Short problem: Copy each of the rows below word for word, in the same order.

Exercise materials:
################

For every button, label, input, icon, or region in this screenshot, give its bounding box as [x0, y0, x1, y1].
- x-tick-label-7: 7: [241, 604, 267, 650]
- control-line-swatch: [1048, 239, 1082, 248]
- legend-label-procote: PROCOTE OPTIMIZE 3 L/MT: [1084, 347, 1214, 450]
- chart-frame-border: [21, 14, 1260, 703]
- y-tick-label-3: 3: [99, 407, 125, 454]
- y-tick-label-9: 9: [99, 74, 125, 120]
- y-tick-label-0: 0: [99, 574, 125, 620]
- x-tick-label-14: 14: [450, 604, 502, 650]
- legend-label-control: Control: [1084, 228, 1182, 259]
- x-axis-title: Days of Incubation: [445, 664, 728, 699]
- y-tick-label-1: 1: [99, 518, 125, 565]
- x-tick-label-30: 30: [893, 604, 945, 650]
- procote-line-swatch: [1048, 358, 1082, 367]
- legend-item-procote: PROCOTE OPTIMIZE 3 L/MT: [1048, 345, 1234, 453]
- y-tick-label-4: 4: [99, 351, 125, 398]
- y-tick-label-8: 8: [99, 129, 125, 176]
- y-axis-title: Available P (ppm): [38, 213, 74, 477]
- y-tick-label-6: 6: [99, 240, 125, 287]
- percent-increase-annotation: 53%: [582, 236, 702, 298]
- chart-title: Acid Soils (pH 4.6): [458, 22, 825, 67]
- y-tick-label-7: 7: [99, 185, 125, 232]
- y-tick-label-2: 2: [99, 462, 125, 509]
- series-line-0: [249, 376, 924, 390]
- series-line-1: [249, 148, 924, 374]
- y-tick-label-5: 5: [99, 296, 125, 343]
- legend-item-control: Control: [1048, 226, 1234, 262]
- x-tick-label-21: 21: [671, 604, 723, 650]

################

Result below:
For every button, label, input, icon, or region in this screenshot, give its bounding box as [x0, y0, x1, y1].
- x-tick-label-7: 7: [241, 604, 267, 650]
- control-line-swatch: [1048, 239, 1082, 248]
- legend-label-procote: PROCOTE OPTIMIZE 3 L/MT: [1084, 347, 1214, 450]
- chart-frame-border: [21, 14, 1260, 703]
- y-tick-label-3: 3: [99, 407, 125, 454]
- y-tick-label-9: 9: [99, 74, 125, 120]
- y-tick-label-0: 0: [99, 574, 125, 620]
- x-tick-label-14: 14: [450, 604, 502, 650]
- legend-label-control: Control: [1084, 228, 1182, 259]
- x-axis-title: Days of Incubation: [445, 664, 728, 699]
- y-tick-label-1: 1: [99, 518, 125, 565]
- x-tick-label-30: 30: [893, 604, 945, 650]
- procote-line-swatch: [1048, 358, 1082, 367]
- legend-item-procote: PROCOTE OPTIMIZE 3 L/MT: [1048, 345, 1234, 453]
- y-tick-label-4: 4: [99, 351, 125, 398]
- y-tick-label-8: 8: [99, 129, 125, 176]
- y-axis-title: Available P (ppm): [38, 213, 74, 477]
- y-tick-label-6: 6: [99, 240, 125, 287]
- percent-increase-annotation: 53%: [582, 236, 702, 298]
- chart-title: Acid Soils (pH 4.6): [458, 22, 825, 67]
- y-tick-label-7: 7: [99, 185, 125, 232]
- y-tick-label-2: 2: [99, 462, 125, 509]
- series-line-0: [249, 376, 924, 390]
- series-line-1: [249, 148, 924, 374]
- y-tick-label-5: 5: [99, 296, 125, 343]
- legend-item-control: Control: [1048, 226, 1234, 262]
- x-tick-label-21: 21: [671, 604, 723, 650]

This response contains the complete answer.